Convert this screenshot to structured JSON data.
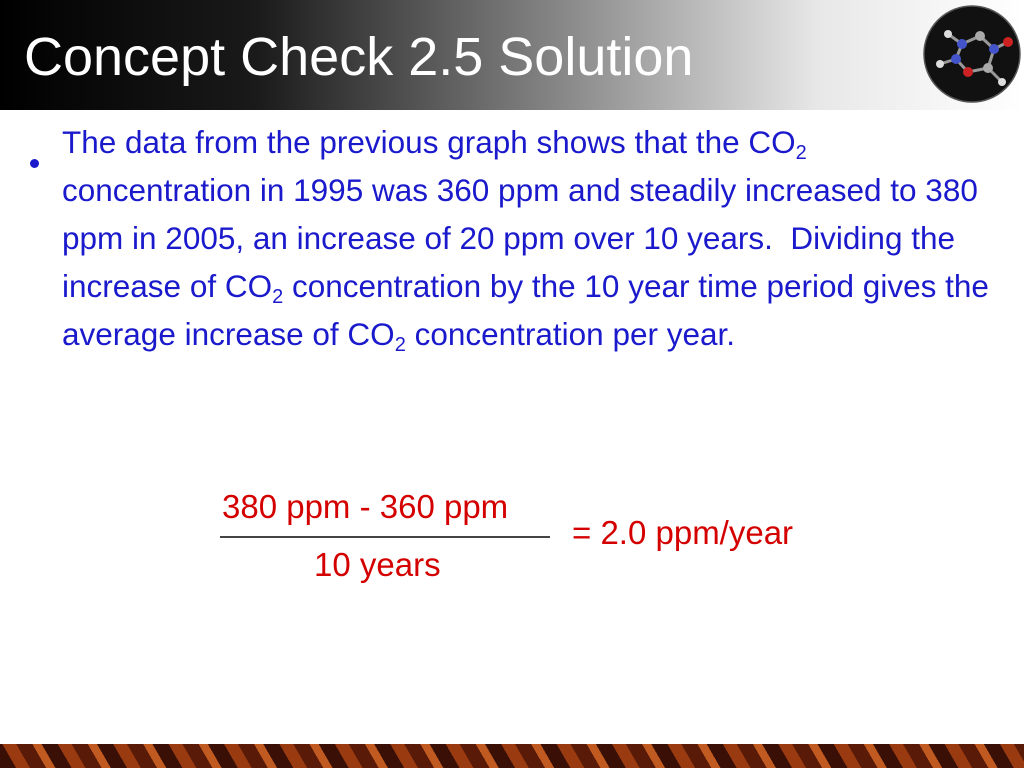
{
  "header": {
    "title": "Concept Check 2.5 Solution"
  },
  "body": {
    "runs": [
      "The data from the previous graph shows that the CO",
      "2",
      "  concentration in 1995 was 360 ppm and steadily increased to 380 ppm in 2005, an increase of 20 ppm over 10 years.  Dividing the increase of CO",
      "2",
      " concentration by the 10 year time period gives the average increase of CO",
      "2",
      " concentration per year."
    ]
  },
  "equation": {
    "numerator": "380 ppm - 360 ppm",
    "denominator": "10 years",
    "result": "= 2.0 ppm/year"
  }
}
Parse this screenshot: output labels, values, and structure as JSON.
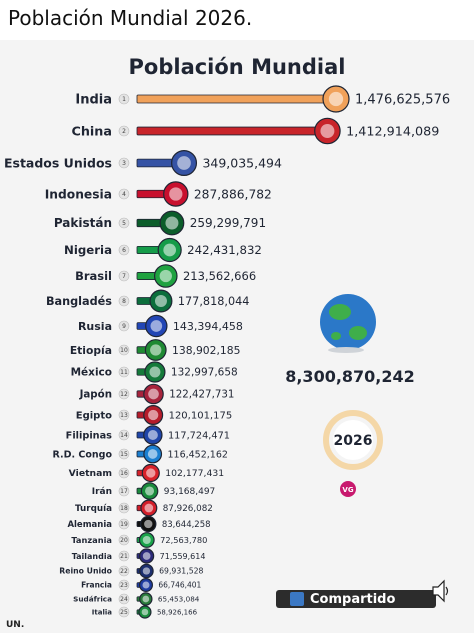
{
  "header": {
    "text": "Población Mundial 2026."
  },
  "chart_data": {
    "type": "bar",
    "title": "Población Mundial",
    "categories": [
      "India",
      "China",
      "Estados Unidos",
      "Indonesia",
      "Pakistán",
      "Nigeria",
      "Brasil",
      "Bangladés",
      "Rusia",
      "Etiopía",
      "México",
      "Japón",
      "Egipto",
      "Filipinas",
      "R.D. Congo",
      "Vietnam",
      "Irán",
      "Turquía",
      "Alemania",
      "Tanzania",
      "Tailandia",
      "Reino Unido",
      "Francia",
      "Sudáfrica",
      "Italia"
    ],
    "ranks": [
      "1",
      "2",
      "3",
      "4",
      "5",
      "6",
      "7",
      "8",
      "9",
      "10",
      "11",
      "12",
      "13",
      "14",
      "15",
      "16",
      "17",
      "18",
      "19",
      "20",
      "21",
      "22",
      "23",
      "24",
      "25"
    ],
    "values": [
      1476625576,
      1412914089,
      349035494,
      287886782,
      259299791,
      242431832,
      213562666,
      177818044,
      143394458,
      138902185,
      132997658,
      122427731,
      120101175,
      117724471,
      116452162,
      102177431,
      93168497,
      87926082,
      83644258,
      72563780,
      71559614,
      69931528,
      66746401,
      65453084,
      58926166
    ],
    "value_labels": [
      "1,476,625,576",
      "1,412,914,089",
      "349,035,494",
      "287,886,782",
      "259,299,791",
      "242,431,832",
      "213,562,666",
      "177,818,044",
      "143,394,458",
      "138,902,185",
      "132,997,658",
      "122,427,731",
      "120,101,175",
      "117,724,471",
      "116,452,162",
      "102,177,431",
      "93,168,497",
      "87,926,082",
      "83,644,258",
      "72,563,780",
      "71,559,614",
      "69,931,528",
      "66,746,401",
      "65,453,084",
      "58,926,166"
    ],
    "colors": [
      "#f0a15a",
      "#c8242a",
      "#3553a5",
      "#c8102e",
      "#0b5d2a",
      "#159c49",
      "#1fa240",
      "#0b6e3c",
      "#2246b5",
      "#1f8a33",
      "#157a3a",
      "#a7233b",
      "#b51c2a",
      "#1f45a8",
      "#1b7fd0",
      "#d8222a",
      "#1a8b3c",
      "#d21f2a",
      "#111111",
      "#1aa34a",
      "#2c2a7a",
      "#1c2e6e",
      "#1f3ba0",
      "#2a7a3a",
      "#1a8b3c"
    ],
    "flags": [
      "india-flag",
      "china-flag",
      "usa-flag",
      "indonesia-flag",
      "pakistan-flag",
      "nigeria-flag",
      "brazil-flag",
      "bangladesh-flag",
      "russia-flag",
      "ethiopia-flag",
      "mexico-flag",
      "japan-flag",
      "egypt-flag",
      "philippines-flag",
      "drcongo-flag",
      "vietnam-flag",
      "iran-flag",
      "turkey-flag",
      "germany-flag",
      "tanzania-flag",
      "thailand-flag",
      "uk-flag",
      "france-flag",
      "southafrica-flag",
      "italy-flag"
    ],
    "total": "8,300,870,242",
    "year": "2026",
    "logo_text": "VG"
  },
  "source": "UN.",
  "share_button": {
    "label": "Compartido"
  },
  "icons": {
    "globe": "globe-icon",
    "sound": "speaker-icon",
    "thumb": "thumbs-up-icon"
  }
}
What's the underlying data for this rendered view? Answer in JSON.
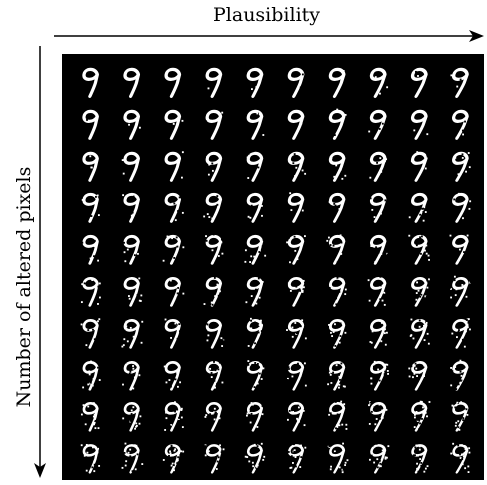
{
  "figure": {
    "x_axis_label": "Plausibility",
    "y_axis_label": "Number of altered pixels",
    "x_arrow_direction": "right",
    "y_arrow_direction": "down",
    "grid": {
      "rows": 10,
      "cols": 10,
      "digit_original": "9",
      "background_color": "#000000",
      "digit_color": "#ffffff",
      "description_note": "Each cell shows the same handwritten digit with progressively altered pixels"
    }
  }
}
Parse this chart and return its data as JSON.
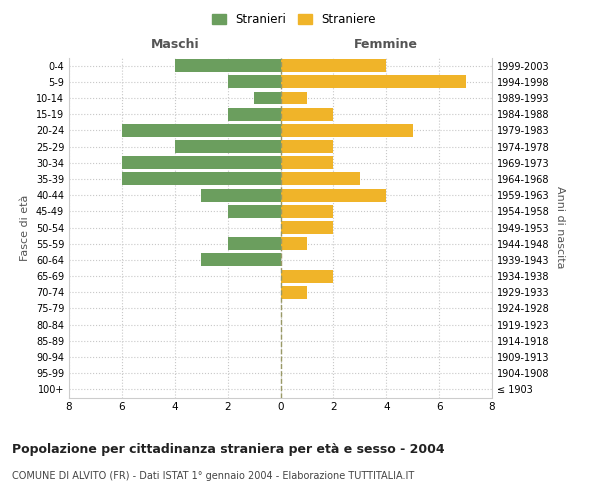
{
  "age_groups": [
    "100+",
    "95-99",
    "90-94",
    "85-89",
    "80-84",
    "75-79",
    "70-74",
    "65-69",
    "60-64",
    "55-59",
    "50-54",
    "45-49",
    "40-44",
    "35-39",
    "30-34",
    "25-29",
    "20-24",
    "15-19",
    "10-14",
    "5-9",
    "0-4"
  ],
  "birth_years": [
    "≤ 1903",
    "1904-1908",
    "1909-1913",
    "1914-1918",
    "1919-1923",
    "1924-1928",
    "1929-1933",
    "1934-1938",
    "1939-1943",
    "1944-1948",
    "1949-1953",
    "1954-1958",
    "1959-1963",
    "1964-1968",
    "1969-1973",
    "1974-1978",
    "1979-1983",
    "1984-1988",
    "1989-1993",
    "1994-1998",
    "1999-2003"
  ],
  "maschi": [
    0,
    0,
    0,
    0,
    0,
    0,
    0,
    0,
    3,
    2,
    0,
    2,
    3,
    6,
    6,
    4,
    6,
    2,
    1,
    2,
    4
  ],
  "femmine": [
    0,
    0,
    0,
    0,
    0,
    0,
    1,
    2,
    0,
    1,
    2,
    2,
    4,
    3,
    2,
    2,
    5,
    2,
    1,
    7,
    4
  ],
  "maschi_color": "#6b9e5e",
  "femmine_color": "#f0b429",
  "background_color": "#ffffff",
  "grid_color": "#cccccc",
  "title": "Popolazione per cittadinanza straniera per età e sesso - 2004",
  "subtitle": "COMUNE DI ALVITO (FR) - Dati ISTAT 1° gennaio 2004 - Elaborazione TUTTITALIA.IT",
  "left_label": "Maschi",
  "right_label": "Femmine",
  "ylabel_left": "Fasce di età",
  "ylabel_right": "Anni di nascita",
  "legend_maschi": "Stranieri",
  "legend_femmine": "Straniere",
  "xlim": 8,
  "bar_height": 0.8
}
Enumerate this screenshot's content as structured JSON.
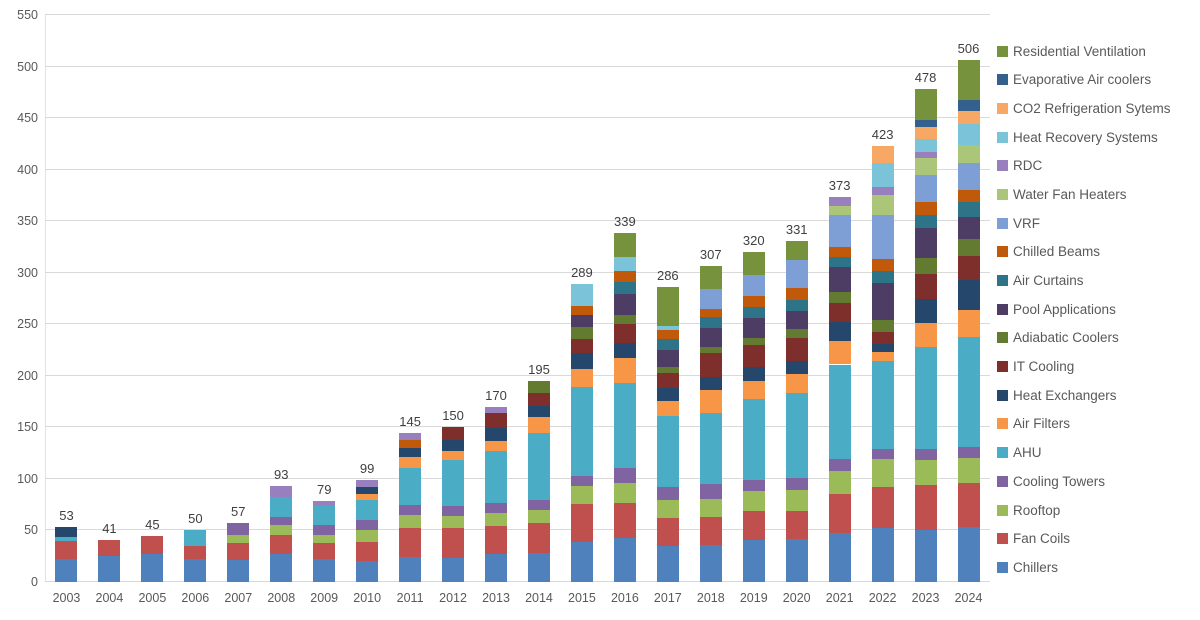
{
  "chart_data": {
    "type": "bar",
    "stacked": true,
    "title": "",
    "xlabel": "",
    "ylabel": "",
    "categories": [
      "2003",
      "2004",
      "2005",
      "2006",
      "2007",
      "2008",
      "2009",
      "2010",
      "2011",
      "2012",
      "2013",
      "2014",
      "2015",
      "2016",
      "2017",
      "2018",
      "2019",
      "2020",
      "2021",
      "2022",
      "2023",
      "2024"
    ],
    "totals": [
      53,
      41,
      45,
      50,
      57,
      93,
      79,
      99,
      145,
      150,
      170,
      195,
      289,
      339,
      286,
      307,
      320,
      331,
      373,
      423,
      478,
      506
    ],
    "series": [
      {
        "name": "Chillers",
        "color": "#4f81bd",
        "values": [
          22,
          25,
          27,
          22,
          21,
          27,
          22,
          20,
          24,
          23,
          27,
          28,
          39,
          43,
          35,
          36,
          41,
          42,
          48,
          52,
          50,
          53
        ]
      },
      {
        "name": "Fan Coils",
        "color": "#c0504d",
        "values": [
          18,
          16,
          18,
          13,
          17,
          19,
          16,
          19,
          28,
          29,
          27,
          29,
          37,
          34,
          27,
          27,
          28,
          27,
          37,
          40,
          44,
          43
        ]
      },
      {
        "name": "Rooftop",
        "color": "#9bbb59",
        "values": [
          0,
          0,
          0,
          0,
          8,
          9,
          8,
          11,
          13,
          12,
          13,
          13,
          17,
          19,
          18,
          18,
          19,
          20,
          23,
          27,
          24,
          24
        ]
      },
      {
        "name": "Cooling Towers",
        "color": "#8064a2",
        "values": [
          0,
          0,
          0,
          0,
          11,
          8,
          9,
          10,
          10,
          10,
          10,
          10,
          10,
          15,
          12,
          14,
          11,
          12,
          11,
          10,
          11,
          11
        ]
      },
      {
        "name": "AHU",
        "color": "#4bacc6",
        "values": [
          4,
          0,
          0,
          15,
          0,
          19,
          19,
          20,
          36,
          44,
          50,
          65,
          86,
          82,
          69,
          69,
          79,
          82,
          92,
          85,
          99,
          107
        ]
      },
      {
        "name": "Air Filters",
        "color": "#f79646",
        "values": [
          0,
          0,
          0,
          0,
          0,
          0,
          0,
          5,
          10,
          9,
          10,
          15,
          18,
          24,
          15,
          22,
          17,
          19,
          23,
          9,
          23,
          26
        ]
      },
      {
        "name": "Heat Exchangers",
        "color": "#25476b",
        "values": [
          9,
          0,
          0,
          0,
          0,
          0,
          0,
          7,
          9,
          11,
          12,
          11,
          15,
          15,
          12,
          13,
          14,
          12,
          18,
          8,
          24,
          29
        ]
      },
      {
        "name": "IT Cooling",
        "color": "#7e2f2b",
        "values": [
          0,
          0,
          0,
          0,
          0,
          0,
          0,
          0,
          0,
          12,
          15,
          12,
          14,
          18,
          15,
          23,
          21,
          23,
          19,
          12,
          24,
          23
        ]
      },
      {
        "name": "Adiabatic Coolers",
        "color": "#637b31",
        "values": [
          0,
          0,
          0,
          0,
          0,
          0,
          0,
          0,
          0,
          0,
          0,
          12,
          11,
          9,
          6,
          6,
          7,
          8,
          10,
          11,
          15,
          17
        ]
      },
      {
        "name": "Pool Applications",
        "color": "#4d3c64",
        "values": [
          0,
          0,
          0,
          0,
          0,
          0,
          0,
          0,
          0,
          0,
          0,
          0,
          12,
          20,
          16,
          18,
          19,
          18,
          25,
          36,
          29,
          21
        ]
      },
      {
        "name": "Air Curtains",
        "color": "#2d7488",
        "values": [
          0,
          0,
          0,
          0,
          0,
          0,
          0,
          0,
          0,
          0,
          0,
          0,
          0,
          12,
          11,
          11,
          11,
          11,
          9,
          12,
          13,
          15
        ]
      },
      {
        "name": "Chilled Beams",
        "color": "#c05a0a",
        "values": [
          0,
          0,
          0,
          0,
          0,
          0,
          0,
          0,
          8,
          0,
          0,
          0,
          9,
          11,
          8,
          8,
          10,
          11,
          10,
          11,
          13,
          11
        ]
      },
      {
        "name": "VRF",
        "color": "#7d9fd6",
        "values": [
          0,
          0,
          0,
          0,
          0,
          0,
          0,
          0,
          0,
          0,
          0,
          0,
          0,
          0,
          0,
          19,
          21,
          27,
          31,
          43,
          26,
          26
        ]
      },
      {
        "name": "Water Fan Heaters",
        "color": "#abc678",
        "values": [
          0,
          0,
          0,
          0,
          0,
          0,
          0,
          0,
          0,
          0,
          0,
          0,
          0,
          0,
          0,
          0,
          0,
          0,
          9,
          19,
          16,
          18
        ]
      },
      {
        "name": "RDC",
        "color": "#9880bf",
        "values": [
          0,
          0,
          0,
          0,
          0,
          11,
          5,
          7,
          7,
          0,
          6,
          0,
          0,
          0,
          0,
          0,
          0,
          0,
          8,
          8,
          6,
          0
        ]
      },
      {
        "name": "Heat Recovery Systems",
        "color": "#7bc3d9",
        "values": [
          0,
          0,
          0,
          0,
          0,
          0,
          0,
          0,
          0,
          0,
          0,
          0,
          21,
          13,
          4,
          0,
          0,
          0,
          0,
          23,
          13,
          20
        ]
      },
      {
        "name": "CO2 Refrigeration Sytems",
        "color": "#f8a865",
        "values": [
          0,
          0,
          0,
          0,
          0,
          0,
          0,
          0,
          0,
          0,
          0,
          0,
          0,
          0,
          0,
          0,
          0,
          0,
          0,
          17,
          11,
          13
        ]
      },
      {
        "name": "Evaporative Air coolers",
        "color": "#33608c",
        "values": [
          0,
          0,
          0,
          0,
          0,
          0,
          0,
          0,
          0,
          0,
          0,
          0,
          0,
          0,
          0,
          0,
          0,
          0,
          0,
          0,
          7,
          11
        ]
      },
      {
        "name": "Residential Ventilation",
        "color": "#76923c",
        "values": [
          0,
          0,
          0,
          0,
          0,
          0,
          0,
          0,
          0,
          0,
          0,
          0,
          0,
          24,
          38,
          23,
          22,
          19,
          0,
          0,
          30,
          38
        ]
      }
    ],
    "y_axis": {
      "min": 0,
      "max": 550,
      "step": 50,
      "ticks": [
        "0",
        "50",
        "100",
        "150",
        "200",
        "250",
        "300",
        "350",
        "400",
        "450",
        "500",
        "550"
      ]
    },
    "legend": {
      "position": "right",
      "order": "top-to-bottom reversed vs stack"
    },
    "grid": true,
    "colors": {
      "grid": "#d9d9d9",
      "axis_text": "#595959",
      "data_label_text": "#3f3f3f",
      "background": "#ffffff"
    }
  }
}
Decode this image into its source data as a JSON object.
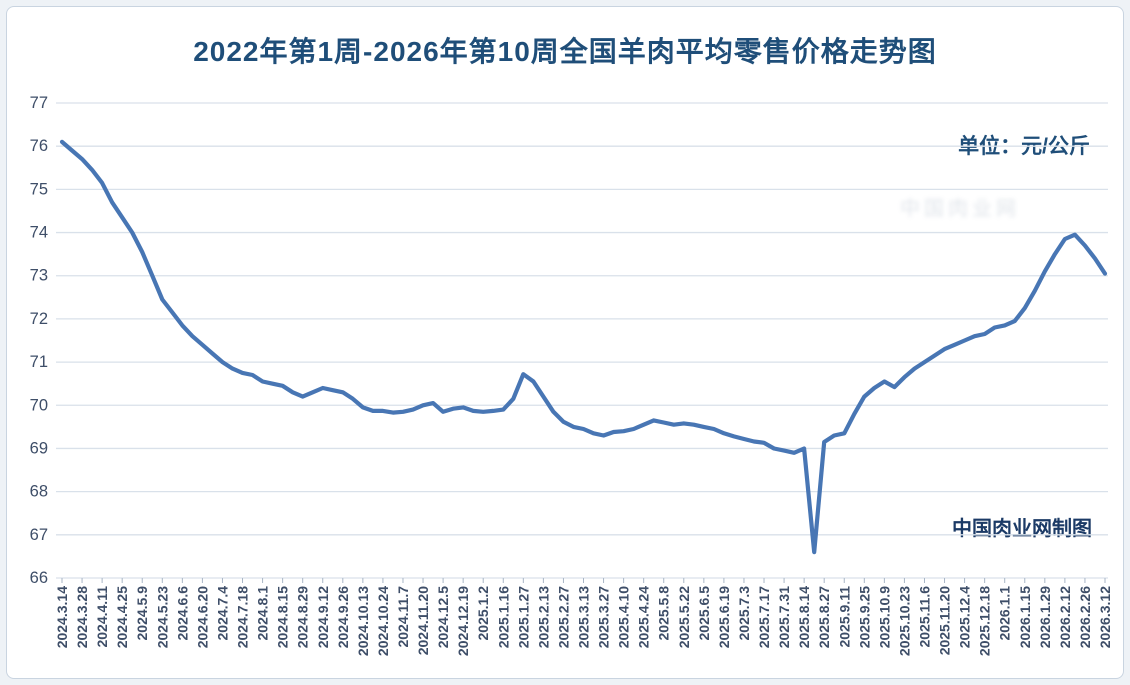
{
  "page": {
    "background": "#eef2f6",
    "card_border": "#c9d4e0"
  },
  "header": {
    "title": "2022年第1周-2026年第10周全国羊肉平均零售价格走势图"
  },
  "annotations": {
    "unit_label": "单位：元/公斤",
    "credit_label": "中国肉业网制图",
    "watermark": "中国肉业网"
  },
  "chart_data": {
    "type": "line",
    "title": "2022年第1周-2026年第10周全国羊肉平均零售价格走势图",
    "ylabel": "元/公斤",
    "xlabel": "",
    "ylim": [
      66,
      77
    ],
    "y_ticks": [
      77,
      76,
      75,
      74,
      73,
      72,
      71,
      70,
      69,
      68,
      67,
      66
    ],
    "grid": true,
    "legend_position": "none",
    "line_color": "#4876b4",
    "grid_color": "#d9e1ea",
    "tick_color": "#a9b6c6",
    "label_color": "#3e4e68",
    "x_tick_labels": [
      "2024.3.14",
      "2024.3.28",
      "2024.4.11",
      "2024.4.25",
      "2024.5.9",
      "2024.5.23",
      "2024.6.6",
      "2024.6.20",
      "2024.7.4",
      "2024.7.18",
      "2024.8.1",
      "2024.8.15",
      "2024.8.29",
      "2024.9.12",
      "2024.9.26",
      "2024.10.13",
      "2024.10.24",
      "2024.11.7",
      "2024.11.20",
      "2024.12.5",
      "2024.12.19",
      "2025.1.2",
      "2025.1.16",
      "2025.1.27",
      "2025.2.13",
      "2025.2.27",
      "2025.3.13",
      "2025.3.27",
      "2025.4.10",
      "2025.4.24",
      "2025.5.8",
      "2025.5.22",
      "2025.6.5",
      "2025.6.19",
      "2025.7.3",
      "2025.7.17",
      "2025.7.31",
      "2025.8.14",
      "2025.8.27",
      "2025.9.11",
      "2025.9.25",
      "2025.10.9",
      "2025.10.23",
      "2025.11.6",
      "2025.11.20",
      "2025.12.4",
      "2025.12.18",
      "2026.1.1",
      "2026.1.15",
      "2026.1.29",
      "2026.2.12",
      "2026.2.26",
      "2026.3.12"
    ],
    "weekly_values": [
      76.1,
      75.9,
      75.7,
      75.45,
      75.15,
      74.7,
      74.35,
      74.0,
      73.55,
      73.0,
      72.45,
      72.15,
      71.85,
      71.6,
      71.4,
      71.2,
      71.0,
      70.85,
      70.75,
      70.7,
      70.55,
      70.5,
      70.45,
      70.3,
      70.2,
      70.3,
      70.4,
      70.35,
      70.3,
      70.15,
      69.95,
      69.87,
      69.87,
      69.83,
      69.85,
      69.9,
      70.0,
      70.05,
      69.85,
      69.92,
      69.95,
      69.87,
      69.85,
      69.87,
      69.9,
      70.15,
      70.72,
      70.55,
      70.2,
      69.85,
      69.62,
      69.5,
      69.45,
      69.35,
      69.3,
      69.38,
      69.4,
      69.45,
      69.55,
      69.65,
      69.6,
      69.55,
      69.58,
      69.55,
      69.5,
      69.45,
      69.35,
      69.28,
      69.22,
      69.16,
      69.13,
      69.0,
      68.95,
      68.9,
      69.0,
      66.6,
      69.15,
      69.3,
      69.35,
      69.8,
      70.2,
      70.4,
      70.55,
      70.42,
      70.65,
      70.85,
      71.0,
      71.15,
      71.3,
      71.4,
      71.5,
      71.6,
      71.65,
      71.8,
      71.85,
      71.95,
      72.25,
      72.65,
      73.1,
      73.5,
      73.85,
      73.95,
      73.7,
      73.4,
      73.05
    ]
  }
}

TASK TO CARRY OUT
Copy out every line holding the string "screenshot".

SOLUTION FOR THIS TASK
Convert this screenshot to structured JSON data.
Parse this screenshot: output labels, values, and structure as JSON.
Enumerate this screenshot's content as structured JSON.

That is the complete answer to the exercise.